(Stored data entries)

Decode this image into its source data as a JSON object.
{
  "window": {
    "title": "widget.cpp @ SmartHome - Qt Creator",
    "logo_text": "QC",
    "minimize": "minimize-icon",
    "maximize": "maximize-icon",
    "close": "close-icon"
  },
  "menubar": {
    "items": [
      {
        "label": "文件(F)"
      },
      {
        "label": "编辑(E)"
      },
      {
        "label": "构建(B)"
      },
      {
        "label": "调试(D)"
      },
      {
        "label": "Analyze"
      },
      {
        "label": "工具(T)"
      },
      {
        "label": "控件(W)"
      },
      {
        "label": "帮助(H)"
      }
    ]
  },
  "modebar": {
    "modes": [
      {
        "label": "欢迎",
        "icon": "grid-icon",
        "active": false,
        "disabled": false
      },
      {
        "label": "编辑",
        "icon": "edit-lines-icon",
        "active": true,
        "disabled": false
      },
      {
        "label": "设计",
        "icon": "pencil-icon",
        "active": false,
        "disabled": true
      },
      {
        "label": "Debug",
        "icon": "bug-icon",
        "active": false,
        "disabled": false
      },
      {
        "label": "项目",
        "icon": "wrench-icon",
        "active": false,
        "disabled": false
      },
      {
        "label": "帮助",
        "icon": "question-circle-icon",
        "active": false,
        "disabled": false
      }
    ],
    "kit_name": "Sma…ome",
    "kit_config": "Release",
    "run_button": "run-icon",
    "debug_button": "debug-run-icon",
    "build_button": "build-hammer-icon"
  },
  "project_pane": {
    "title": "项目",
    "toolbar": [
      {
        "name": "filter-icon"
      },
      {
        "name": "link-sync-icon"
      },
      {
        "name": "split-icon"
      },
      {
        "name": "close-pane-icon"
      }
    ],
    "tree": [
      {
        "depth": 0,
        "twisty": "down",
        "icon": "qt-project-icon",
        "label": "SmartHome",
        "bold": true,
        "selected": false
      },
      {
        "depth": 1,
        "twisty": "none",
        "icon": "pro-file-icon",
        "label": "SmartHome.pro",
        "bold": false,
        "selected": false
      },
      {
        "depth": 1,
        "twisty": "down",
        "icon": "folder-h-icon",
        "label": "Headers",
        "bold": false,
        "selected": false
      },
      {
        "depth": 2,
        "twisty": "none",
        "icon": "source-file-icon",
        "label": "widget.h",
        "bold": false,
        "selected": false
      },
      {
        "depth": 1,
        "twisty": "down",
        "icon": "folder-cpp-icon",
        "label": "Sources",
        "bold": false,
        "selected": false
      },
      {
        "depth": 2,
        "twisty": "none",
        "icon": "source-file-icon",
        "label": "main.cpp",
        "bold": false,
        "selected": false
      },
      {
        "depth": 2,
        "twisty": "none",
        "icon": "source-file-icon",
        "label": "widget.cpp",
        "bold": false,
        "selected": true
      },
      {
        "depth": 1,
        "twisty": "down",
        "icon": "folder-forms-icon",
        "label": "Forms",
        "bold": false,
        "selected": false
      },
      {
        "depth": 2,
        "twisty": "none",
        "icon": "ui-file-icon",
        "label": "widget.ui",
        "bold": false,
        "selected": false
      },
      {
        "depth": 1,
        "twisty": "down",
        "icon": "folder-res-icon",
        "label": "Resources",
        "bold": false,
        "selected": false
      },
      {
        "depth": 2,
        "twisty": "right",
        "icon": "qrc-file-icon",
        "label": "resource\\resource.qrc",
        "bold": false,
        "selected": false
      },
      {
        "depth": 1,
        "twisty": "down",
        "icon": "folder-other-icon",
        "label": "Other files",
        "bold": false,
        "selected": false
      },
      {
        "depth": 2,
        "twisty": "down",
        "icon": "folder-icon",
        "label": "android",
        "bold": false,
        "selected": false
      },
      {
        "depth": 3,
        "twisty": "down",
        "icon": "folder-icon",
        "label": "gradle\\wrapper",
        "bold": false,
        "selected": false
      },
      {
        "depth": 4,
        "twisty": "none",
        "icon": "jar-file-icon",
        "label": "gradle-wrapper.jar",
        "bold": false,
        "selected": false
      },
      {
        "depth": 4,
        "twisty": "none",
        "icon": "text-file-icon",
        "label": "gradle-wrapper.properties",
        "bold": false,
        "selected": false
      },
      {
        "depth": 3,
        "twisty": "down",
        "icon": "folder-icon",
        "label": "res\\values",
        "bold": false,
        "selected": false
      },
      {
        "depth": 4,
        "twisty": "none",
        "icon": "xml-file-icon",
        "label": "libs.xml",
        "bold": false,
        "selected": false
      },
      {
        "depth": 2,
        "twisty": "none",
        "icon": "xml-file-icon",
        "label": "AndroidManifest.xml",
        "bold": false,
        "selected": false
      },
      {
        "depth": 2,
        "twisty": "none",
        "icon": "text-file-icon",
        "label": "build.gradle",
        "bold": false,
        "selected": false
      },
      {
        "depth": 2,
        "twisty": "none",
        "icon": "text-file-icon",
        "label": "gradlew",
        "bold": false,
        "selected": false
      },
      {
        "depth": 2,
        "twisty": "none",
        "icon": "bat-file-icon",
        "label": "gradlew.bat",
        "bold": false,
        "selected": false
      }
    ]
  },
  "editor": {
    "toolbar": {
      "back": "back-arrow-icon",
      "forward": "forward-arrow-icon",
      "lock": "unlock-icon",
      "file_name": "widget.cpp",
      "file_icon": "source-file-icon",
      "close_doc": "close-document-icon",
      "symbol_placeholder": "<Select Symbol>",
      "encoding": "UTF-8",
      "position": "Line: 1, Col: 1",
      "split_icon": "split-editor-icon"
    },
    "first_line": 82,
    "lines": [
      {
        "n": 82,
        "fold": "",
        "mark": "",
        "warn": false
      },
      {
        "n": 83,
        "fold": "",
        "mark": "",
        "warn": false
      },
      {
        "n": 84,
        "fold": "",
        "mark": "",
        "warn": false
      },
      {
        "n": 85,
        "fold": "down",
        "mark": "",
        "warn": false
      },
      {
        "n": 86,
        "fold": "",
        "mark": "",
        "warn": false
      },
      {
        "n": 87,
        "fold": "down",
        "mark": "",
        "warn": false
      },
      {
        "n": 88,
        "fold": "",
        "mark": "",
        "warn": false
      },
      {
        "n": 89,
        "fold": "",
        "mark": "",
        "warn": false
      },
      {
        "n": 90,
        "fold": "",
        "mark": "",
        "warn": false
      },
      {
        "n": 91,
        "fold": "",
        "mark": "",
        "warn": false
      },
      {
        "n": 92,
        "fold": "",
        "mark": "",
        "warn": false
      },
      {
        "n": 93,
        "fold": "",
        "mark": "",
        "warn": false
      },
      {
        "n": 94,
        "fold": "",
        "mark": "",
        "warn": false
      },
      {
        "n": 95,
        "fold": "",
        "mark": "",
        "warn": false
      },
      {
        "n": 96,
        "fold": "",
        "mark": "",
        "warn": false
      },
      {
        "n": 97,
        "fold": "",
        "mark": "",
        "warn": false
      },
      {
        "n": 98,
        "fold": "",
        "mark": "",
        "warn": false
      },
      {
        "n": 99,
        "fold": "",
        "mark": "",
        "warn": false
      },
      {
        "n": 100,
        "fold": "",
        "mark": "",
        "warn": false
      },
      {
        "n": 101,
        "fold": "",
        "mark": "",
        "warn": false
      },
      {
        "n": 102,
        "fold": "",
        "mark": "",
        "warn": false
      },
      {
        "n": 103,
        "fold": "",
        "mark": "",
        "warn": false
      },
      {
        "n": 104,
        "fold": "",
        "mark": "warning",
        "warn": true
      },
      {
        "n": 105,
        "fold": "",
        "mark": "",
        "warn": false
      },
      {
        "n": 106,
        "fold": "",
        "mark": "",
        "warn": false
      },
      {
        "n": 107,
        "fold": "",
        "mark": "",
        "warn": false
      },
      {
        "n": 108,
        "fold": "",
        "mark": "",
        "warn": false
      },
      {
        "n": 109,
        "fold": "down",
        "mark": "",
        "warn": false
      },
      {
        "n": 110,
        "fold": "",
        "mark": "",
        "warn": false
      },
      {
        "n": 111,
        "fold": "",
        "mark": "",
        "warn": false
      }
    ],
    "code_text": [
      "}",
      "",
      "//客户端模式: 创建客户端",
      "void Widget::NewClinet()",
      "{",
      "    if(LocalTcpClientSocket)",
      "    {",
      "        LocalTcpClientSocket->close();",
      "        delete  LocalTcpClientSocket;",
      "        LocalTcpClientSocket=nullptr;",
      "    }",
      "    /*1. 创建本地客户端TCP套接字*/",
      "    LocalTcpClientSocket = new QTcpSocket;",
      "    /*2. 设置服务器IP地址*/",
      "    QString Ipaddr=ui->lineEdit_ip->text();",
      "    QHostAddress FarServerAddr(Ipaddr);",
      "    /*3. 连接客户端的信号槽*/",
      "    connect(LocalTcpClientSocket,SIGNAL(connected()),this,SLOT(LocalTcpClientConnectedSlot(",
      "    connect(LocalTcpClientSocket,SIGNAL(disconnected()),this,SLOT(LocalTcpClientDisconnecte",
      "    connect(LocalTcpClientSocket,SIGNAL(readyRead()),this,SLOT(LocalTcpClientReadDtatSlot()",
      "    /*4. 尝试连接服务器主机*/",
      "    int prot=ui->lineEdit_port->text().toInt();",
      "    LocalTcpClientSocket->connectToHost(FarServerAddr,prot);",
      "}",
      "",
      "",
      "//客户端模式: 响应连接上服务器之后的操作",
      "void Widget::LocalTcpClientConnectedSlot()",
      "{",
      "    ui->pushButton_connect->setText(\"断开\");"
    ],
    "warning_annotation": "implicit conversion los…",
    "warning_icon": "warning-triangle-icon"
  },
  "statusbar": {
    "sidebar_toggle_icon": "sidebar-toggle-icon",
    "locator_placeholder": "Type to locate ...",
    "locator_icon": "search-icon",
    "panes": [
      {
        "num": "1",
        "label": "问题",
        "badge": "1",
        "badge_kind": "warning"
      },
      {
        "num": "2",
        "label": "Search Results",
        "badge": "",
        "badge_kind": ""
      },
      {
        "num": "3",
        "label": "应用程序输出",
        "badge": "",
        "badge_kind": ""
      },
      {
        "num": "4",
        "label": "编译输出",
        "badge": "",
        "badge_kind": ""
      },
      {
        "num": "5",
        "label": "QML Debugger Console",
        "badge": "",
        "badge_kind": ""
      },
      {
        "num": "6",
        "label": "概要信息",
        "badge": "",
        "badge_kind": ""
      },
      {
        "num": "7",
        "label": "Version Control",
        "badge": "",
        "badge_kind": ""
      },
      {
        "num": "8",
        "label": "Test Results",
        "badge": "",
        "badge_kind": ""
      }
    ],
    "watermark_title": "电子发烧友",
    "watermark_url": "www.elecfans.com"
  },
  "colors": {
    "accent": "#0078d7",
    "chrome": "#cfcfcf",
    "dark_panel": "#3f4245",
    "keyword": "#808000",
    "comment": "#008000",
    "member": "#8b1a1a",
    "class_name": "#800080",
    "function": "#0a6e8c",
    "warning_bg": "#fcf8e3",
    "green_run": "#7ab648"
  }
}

WHAT YOU HAVE TO DO — From the data above, copy out every line with the string "prot" in it.

FINAL ANSWER —
      "    int prot=ui->lineEdit_port->text().toInt();",
      "    LocalTcpClientSocket->connectToHost(FarServerAddr,prot);",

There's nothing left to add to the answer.